> **Problem details**: Reproduce the lines word for word, from the line with "48, 697, 63]" up to and including the line with "117, 72, 132]".

--- begin Data for processing ---

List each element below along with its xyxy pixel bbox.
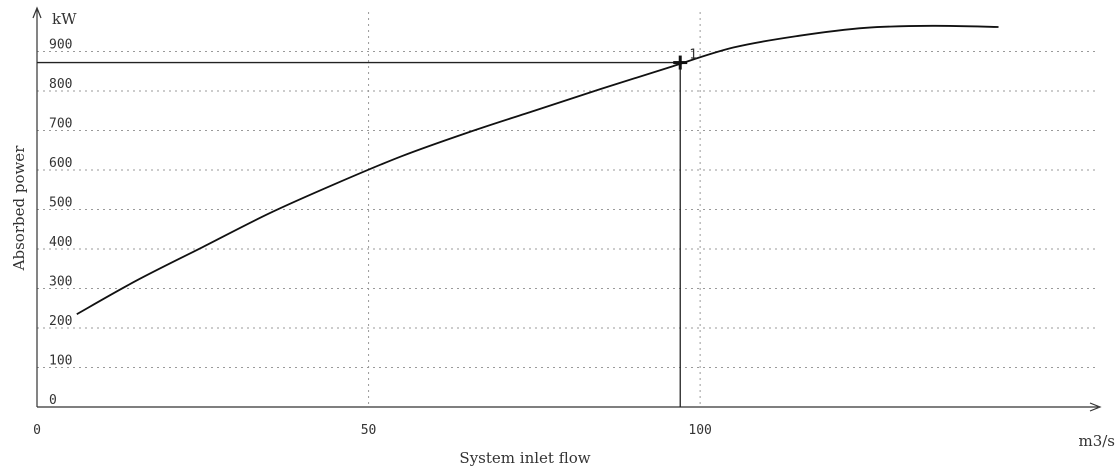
operating-point-label: 1	[689, 48, 697, 63]
y-tick-label: 500	[49, 196, 72, 211]
x-tick-label: 50	[361, 423, 377, 438]
x-unit-label: m3/s	[1078, 432, 1115, 450]
x-tick-label: 100	[688, 423, 711, 438]
y-tick-label: 400	[49, 235, 72, 250]
x-tick-label: 0	[33, 423, 41, 438]
y-tick-label: 700	[49, 117, 72, 132]
y-unit-label: kW	[52, 10, 77, 28]
text-layer: kW Absorbed power System inlet flow m3/s…	[10, 10, 1115, 467]
y-tick-label: 300	[49, 275, 72, 290]
y-tick-label: 900	[49, 38, 72, 53]
y-tick-label: 600	[49, 156, 72, 171]
y-tick-label: 800	[49, 77, 72, 92]
y-axis-title: Absorbed power	[10, 145, 28, 272]
y-tick-label: 100	[49, 354, 72, 369]
x-axis-title: System inlet flow	[459, 449, 590, 467]
y-tick-label: 200	[49, 314, 72, 329]
marker-layer	[37, 56, 687, 407]
grid-layer	[37, 12, 1098, 407]
y-tick-label: 0	[49, 393, 57, 408]
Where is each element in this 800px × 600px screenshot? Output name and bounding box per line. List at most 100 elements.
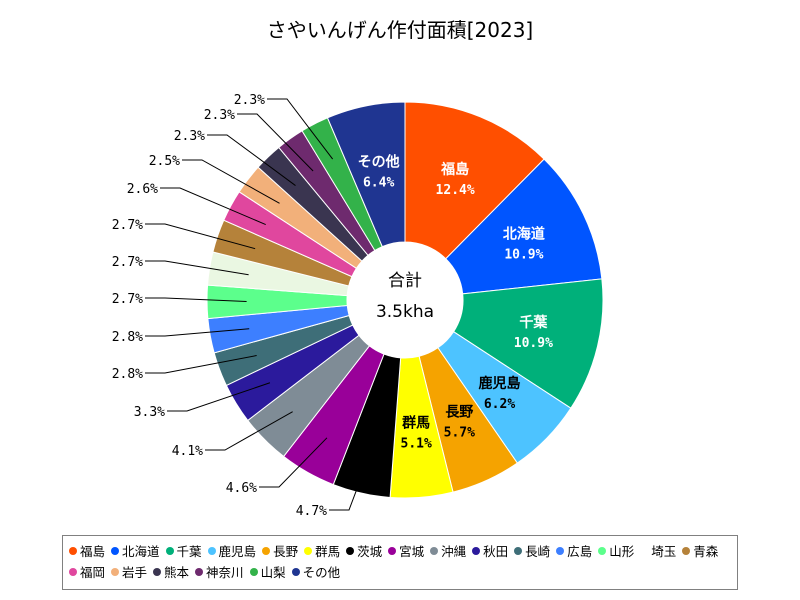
legend-item: その他 bbox=[291, 562, 341, 583]
legend-label: 青森 bbox=[693, 544, 719, 559]
leader-line bbox=[145, 328, 250, 337]
slice-value-label: 4.7% bbox=[296, 504, 327, 519]
legend-marker bbox=[69, 568, 77, 576]
center-total-value: 3.5kha bbox=[376, 302, 434, 322]
legend-label: 北海道 bbox=[122, 544, 160, 559]
legend-label: その他 bbox=[302, 565, 341, 580]
legend-marker bbox=[346, 547, 355, 555]
slice-value-label: 2.5% bbox=[149, 154, 180, 169]
legend-item: 千葉 bbox=[165, 541, 202, 562]
legend-label: 秋田 bbox=[483, 544, 509, 559]
legend-label: 茨城 bbox=[357, 544, 383, 559]
legend-marker bbox=[682, 547, 691, 555]
legend-marker bbox=[472, 547, 481, 555]
slice-value-label: 2.7% bbox=[112, 218, 143, 233]
slice-value-label: 10.9% bbox=[504, 248, 543, 263]
legend-item: 広島 bbox=[556, 541, 592, 562]
legend-marker bbox=[291, 568, 300, 576]
legend-item: 青森 bbox=[682, 541, 718, 562]
legend-item: 群馬 bbox=[304, 541, 340, 562]
slice-value-label: 4.6% bbox=[226, 481, 257, 496]
legend-marker bbox=[111, 568, 120, 576]
leader-line bbox=[182, 159, 280, 204]
legend-item: 沖縄 bbox=[430, 541, 466, 562]
slice-name-label: 千葉 bbox=[519, 314, 548, 331]
legend-marker bbox=[388, 547, 397, 555]
legend-label: 熊本 bbox=[164, 565, 190, 580]
slice-name-label: 北海道 bbox=[503, 226, 545, 243]
leader-line bbox=[205, 411, 293, 451]
slice-value-label: 2.3% bbox=[204, 108, 235, 123]
legend-item: 福島 bbox=[69, 541, 105, 562]
legend-item: 宮城 bbox=[388, 541, 424, 562]
slice-value-label: 5.1% bbox=[401, 437, 432, 452]
leader-line bbox=[160, 187, 266, 226]
legend-label: 山形 bbox=[609, 544, 635, 559]
legend-item: 山形 bbox=[598, 541, 634, 562]
slice-name-label: その他 bbox=[358, 154, 400, 171]
legend-item: 茨城 bbox=[346, 541, 382, 562]
legend-item: 北海道 bbox=[111, 541, 160, 562]
legend-marker bbox=[262, 547, 271, 555]
leader-line bbox=[167, 382, 271, 412]
slice-value-label: 2.7% bbox=[112, 292, 143, 307]
legend-marker bbox=[111, 547, 120, 555]
legend-label: 埼玉 bbox=[651, 544, 677, 559]
leader-line bbox=[329, 454, 371, 511]
legend-marker bbox=[195, 568, 204, 576]
legend-item: 長野 bbox=[262, 541, 298, 562]
slice-value-label: 2.8% bbox=[112, 330, 143, 345]
center-total-label: 合計 bbox=[388, 271, 422, 291]
legend-item: 山梨 bbox=[249, 562, 286, 583]
legend-marker bbox=[207, 547, 216, 555]
slice-value-label: 12.4% bbox=[436, 183, 475, 198]
legend-label: 岩手 bbox=[122, 565, 148, 580]
legend-marker bbox=[249, 568, 258, 576]
legend-marker bbox=[165, 547, 174, 555]
legend-label: 福島 bbox=[80, 544, 106, 559]
chart-title: さやいんげん作付面積[2023] bbox=[266, 18, 534, 42]
pie-slice-1 bbox=[445, 158, 603, 295]
legend-item: 岩手 bbox=[111, 562, 147, 583]
legend-marker bbox=[556, 547, 565, 555]
leader-line bbox=[145, 223, 256, 250]
pie-slice-20 bbox=[326, 101, 406, 248]
legend-label: 神奈川 bbox=[206, 565, 244, 580]
slice-value-label: 2.3% bbox=[174, 129, 205, 144]
leader-line bbox=[237, 113, 314, 172]
legend-label: 広島 bbox=[567, 544, 593, 559]
legend-label: 千葉 bbox=[176, 544, 202, 559]
legend-marker bbox=[153, 568, 162, 576]
leader-line bbox=[207, 134, 296, 186]
legend-item: 秋田 bbox=[472, 541, 508, 562]
leader-line bbox=[145, 297, 247, 302]
legend-item: 神奈川 bbox=[195, 562, 244, 583]
pie-slice-0 bbox=[404, 101, 545, 260]
slice-value-label: 2.3% bbox=[234, 93, 265, 108]
pie-slice-2 bbox=[452, 278, 604, 409]
slice-value-label: 2.8% bbox=[112, 367, 143, 382]
legend-marker bbox=[304, 547, 313, 555]
legend-marker bbox=[598, 547, 607, 555]
slice-value-label: 2.6% bbox=[127, 182, 158, 197]
legend-label: 山梨 bbox=[260, 565, 286, 580]
leader-line bbox=[145, 355, 257, 374]
legend: 福島 北海道 千葉 鹿児島 長野 群馬 茨城 宮城 沖縄 秋田 長崎 広島 山形 埼玉 青森福岡 岩手 熊本 神奈… bbox=[62, 535, 738, 590]
legend-marker bbox=[430, 547, 439, 555]
legend-label: 長崎 bbox=[525, 544, 551, 559]
legend-label: 長野 bbox=[273, 544, 299, 559]
slice-value-label: 10.9% bbox=[514, 336, 553, 351]
legend-label: 鹿児島 bbox=[218, 544, 257, 559]
legend-label: 福岡 bbox=[80, 565, 106, 580]
leader-line bbox=[267, 98, 334, 160]
legend-label: 沖縄 bbox=[441, 544, 467, 559]
leader-line bbox=[145, 260, 249, 276]
legend-marker bbox=[69, 547, 77, 555]
legend-label: 宮城 bbox=[399, 544, 425, 559]
legend-item: 熊本 bbox=[153, 562, 189, 583]
legend-item: 埼玉 bbox=[640, 541, 676, 562]
legend-label: 群馬 bbox=[315, 544, 341, 559]
slice-value-label: 6.4% bbox=[363, 176, 394, 191]
slice-name-label: 福島 bbox=[440, 161, 469, 178]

--- end Data for processing ---

> **Problem solution**:
operating-point-label: 1	[689, 48, 697, 63]
y-tick-label: 500	[49, 196, 72, 211]
x-tick-label: 50	[361, 423, 377, 438]
x-unit-label: m3/s	[1078, 432, 1115, 450]
x-tick-label: 100	[688, 423, 711, 438]
y-tick-label: 400	[49, 235, 72, 250]
x-tick-label: 0	[33, 423, 41, 438]
y-tick-label: 700	[49, 117, 72, 132]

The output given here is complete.